*Raw records*
** START **
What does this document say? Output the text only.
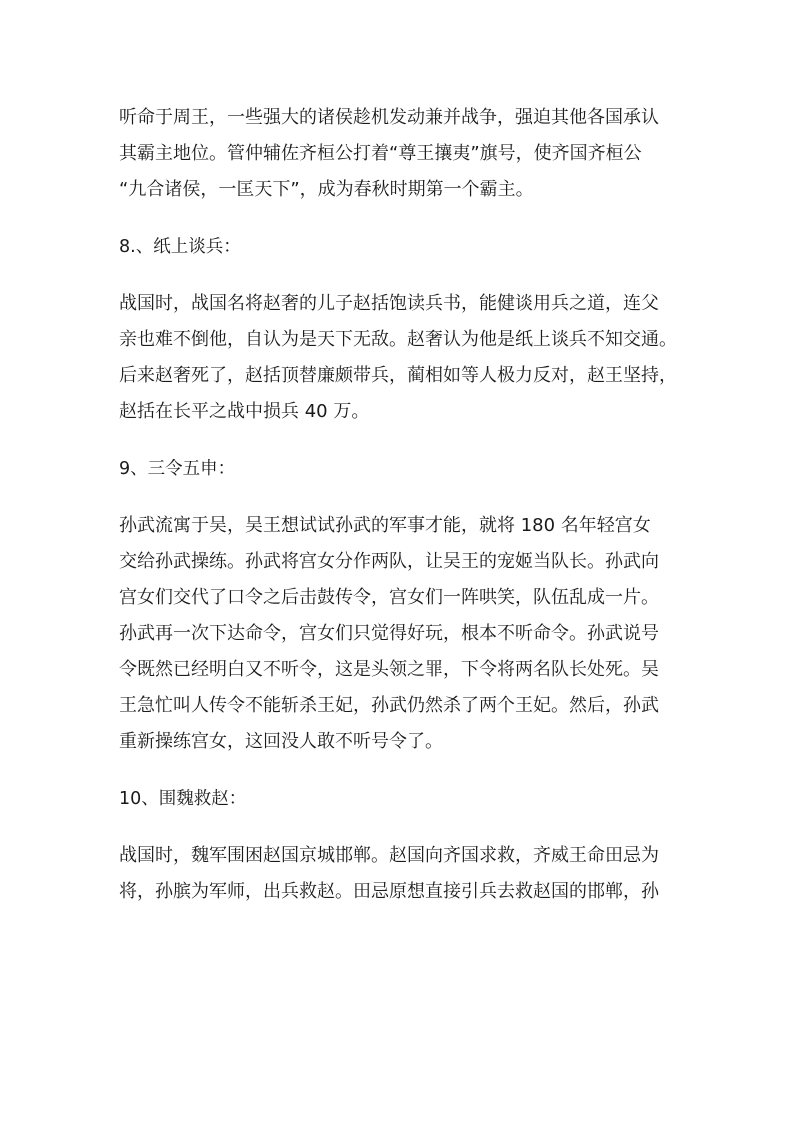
听命于周王，一些强大的诸侯趁机发动兼并战争，强迫其他各国承认
其霸主地位。管仲辅佐齐桓公打着“尊王攘夷”旗号，使齐国齐桓公
“九合诸侯，一匡天下”，成为春秋时期第一个霸主。
8.、纸上谈兵：
战国时，战国名将赵奢的儿子赵括饱读兵书，能健谈用兵之道，连父
亲也难不倒他，自认为是天下无敌。赵奢认为他是纸上谈兵不知交通。
后来赵奢死了，赵括顶替廉颇带兵，蔺相如等人极力反对，赵王坚持，
赵括在长平之战中损兵 40 万。
9、三令五申：
孙武流寓于吴，吴王想试试孙武的军事才能，就将 180 名年轻宫女
交给孙武操练。孙武将宫女分作两队，让吴王的宠姬当队长。孙武向
宫女们交代了口令之后击鼓传令，宫女们一阵哄笑，队伍乱成一片。
孙武再一次下达命令，宫女们只觉得好玩，根本不听命令。孙武说号
令既然已经明白又不听令，这是头领之罪，下令将两名队长处死。吴
王急忙叫人传令不能斩杀王妃，孙武仍然杀了两个王妃。然后，孙武
重新操练宫女，这回没人敢不听号令了。
10、围魏救赵：
战国时，魏军围困赵国京城邯郸。赵国向齐国求救，齐威王命田忌为
将，孙膑为军师，出兵救赵。田忌原想直接引兵去救赵国的邯郸，孙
** END **
*INSTRUCTIONS TO FOLLOW*
Reproduce each record from above exactly; pictures do not belong in the copy.

*WRITTEN SOLUTION*
What does this document say? Output the text only.
听命于周王，一些强大的诸侯趁机发动兼并战争，强迫其他各国承认
其霸主地位。管仲辅佐齐桓公打着“尊王攘夷”旗号，使齐国齐桓公
“九合诸侯，一匡天下”，成为春秋时期第一个霸主。
8.、纸上谈兵：
战国时，战国名将赵奢的儿子赵括饱读兵书，能健谈用兵之道，连父
亲也难不倒他，自认为是天下无敌。赵奢认为他是纸上谈兵不知交通。
后来赵奢死了，赵括顶替廉颇带兵，蔺相如等人极力反对，赵王坚持，
赵括在长平之战中损兵 40 万。
9、三令五申：
孙武流寓于吴，吴王想试试孙武的军事才能，就将 180 名年轻宫女
交给孙武操练。孙武将宫女分作两队，让吴王的宠姬当队长。孙武向
宫女们交代了口令之后击鼓传令，宫女们一阵哄笑，队伍乱成一片。
孙武再一次下达命令，宫女们只觉得好玩，根本不听命令。孙武说号
令既然已经明白又不听令，这是头领之罪，下令将两名队长处死。吴
王急忙叫人传令不能斩杀王妃，孙武仍然杀了两个王妃。然后，孙武
重新操练宫女，这回没人敢不听号令了。
10、围魏救赵：
战国时，魏军围困赵国京城邯郸。赵国向齐国求救，齐威王命田忌为
将，孙膑为军师，出兵救赵。田忌原想直接引兵去救赵国的邯郸，孙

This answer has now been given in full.